(REQUIRED TASK) Tally the lines that contain the string "associations" and state that total without comment.

Data entries
::::::::

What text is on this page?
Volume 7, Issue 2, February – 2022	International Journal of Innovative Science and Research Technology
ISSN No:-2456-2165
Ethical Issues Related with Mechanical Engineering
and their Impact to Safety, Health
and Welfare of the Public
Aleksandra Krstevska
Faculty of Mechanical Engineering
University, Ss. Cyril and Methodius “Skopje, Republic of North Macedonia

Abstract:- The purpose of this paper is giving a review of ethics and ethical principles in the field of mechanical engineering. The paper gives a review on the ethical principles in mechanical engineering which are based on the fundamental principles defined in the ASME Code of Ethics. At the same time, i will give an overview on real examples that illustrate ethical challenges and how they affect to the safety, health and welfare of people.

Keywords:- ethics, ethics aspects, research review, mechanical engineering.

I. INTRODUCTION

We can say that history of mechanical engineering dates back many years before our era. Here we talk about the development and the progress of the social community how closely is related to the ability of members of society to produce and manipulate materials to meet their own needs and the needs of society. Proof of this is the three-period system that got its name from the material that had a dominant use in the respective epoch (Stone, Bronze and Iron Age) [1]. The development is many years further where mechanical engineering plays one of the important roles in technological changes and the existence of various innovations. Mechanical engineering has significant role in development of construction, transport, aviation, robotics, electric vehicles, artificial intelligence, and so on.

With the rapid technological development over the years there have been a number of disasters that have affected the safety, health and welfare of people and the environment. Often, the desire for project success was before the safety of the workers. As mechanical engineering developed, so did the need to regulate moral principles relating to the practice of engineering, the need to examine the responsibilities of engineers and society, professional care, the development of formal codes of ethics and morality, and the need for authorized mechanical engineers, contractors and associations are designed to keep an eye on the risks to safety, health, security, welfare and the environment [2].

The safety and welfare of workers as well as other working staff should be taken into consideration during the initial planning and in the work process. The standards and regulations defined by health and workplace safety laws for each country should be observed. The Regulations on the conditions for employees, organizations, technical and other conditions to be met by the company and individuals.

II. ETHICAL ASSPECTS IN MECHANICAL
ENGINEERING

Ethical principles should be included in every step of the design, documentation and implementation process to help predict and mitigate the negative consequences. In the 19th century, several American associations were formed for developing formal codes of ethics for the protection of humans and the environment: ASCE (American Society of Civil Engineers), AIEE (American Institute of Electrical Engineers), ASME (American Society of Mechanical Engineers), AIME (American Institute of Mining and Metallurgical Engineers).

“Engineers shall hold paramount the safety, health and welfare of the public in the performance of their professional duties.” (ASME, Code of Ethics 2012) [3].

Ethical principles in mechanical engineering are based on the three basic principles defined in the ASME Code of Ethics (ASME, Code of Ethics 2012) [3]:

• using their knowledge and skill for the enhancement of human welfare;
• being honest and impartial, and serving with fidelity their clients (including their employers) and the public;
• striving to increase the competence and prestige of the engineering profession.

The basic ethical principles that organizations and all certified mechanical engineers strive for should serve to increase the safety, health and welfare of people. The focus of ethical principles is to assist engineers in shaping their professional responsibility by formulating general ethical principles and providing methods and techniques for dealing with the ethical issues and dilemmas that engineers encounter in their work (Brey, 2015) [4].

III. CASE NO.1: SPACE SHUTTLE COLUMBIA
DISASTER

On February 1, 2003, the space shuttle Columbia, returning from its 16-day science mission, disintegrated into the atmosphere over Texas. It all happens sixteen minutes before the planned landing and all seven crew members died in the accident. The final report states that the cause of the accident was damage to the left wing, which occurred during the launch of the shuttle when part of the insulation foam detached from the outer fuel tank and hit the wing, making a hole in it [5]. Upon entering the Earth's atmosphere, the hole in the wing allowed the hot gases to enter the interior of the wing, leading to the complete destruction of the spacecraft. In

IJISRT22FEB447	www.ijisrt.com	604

::::::::

(FULL SOLUTION) 2